INFORMATION GIVEN
>> Start
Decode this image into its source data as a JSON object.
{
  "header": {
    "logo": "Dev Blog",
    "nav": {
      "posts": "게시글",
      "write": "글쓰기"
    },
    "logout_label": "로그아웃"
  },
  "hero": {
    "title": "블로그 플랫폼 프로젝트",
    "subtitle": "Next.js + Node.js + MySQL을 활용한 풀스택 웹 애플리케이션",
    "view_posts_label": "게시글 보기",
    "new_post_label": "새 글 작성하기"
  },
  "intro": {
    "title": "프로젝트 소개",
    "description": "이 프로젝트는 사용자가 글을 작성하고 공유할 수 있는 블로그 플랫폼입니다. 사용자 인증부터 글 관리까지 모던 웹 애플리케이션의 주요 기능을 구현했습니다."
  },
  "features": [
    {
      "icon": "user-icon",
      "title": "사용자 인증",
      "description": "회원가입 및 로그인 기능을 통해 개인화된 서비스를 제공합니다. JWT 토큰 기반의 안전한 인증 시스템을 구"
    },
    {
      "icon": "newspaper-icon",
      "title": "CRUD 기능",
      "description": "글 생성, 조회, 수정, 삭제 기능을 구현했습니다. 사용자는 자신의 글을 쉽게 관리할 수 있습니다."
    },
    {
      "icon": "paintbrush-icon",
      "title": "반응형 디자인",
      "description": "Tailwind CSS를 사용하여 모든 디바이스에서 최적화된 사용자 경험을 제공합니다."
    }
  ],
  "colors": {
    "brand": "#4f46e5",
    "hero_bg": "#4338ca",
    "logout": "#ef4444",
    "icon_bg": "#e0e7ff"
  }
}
>> End
Set every line of the listing down word for word.

Decode this image into its source data as a JSON object.
{
  "header": {
    "logo": "Dev Blog",
    "nav": {
      "posts": "게시글",
      "write": "글쓰기"
    },
    "logout_label": "로그아웃"
  },
  "hero": {
    "title": "블로그 플랫폼 프로젝트",
    "subtitle": "Next.js + Node.js + MySQL을 활용한 풀스택 웹 애플리케이션",
    "view_posts_label": "게시글 보기",
    "new_post_label": "새 글 작성하기"
  },
  "intro": {
    "title": "프로젝트 소개",
    "description": "이 프로젝트는 사용자가 글을 작성하고 공유할 수 있는 블로그 플랫폼입니다. 사용자 인증부터 글 관리까지 모던 웹 애플리케이션의 주요 기능을 구현했습니다."
  },
  "features": [
    {
      "icon": "user-icon",
      "title": "사용자 인증",
      "description": "회원가입 및 로그인 기능을 통해 개인화된 서비스를 제공합니다. JWT 토큰 기반의 안전한 인증 시스템을 구"
    },
    {
      "icon": "newspaper-icon",
      "title": "CRUD 기능",
      "description": "글 생성, 조회, 수정, 삭제 기능을 구현했습니다. 사용자는 자신의 글을 쉽게 관리할 수 있습니다."
    },
    {
      "icon": "paintbrush-icon",
      "title": "반응형 디자인",
      "description": "Tailwind CSS를 사용하여 모든 디바이스에서 최적화된 사용자 경험을 제공합니다."
    }
  ],
  "colors": {
    "brand": "#4f46e5",
    "hero_bg": "#4338ca",
    "logout": "#ef4444",
    "icon_bg": "#e0e7ff"
  }
}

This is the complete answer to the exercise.